## SET EXERCISE
In the entries below, identify every line with the string "solving" and copy it.

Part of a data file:

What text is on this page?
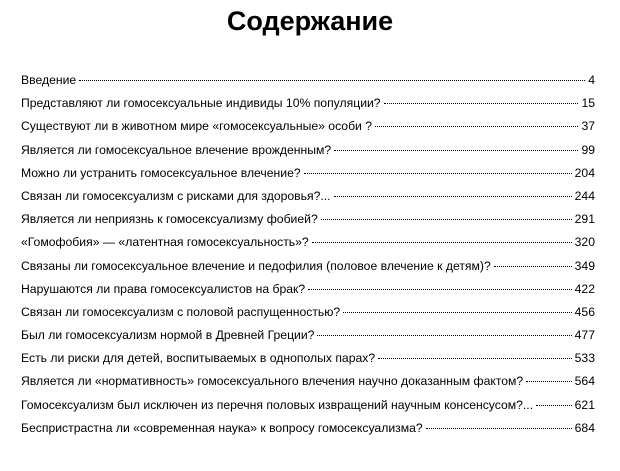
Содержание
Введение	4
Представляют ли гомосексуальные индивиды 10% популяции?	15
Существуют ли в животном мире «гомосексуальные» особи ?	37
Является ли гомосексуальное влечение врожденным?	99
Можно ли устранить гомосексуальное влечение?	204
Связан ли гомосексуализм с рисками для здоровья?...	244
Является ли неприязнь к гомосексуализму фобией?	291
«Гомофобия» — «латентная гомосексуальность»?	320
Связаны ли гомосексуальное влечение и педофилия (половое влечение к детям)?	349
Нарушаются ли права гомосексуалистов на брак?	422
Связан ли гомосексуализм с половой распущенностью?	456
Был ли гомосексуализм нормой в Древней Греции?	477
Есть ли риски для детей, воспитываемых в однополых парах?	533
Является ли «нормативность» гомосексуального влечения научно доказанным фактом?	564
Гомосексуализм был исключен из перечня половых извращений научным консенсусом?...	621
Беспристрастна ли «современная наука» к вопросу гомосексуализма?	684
* * *
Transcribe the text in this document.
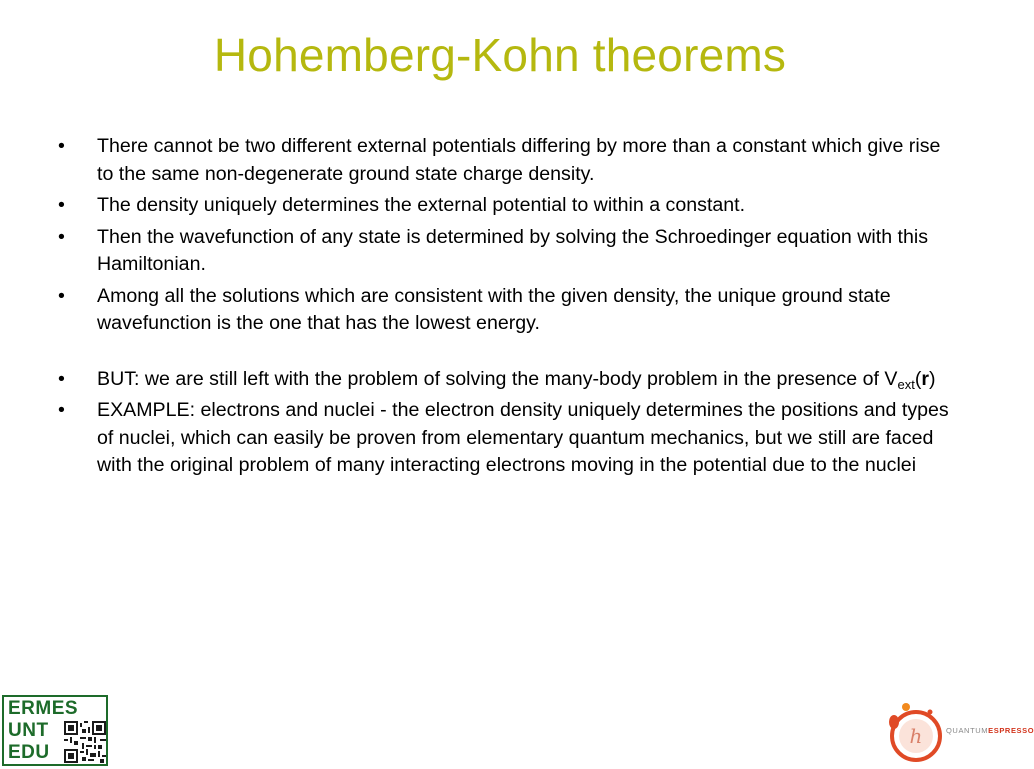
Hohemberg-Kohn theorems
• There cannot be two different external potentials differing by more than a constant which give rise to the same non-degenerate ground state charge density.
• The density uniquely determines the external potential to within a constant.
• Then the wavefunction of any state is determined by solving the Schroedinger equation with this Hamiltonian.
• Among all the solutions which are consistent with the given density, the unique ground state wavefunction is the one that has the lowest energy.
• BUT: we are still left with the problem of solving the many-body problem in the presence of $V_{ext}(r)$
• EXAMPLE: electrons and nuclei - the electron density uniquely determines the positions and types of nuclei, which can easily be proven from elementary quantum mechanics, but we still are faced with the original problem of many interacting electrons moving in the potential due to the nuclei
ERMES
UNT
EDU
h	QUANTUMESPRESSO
---
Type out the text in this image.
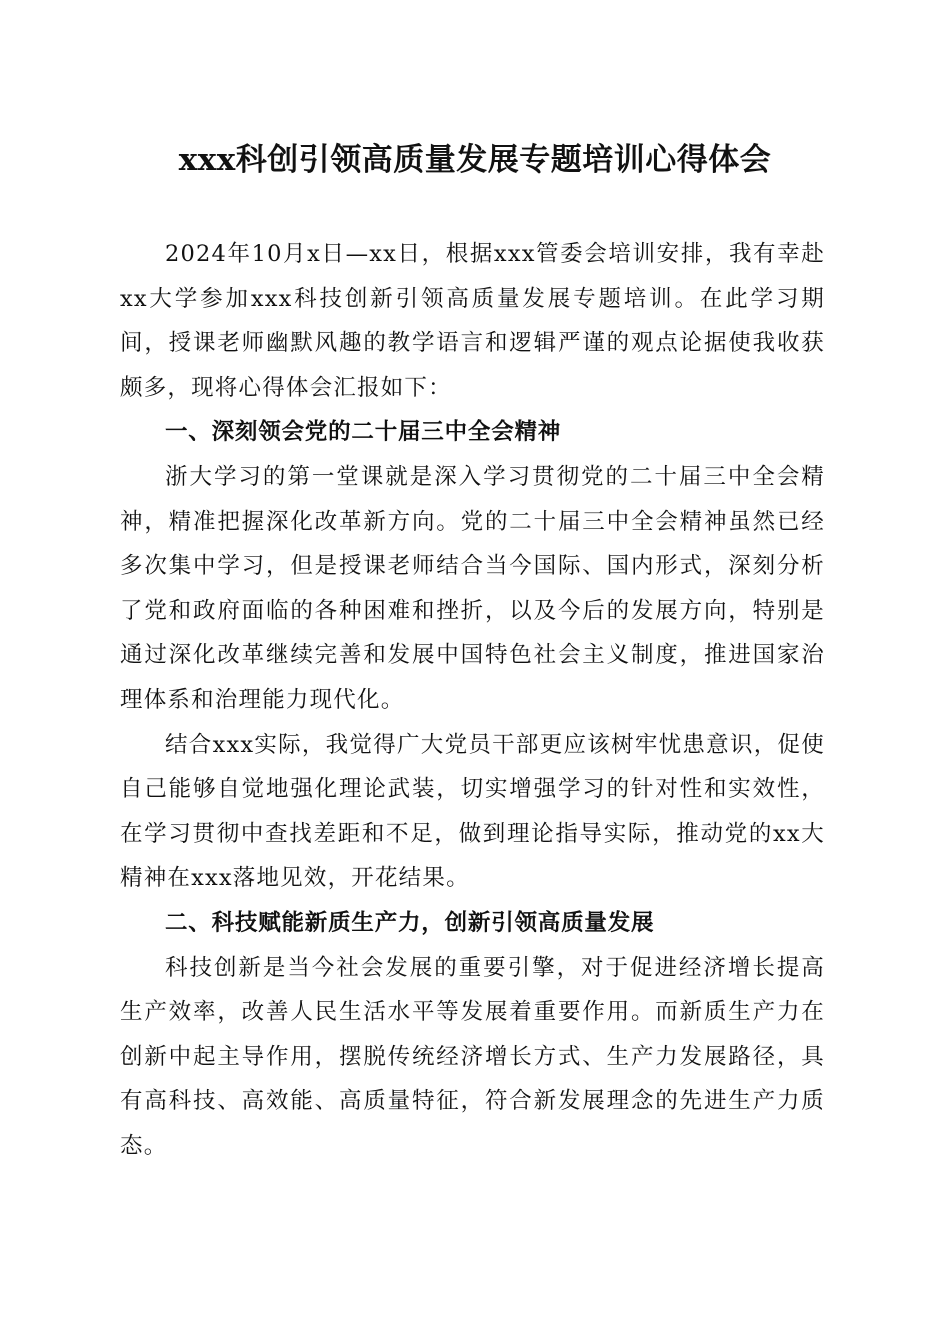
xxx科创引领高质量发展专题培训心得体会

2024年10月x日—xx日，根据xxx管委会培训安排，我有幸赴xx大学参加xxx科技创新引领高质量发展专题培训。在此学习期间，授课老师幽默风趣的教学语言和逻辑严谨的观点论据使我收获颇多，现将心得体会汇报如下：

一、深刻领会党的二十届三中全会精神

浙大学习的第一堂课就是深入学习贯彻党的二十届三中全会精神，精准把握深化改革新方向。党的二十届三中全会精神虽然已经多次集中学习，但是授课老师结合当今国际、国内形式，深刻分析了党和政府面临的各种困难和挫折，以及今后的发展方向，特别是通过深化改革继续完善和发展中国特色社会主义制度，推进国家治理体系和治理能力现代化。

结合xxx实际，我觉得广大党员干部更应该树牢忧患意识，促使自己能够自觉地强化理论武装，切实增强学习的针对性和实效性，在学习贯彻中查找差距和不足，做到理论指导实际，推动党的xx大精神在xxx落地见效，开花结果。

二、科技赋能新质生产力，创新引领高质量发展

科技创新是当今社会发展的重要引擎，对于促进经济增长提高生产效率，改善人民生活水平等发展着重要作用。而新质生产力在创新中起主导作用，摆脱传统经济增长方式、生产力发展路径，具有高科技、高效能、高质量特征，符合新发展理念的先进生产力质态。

## SOLUTION FOR THIS PROBLEM
• Then the wavefunction of any state is determined by solving the Schroedinger equation with this Hamiltonian.
• BUT: we are still left with the problem of solving the many-body problem in the presence of $V_{ext}(r)$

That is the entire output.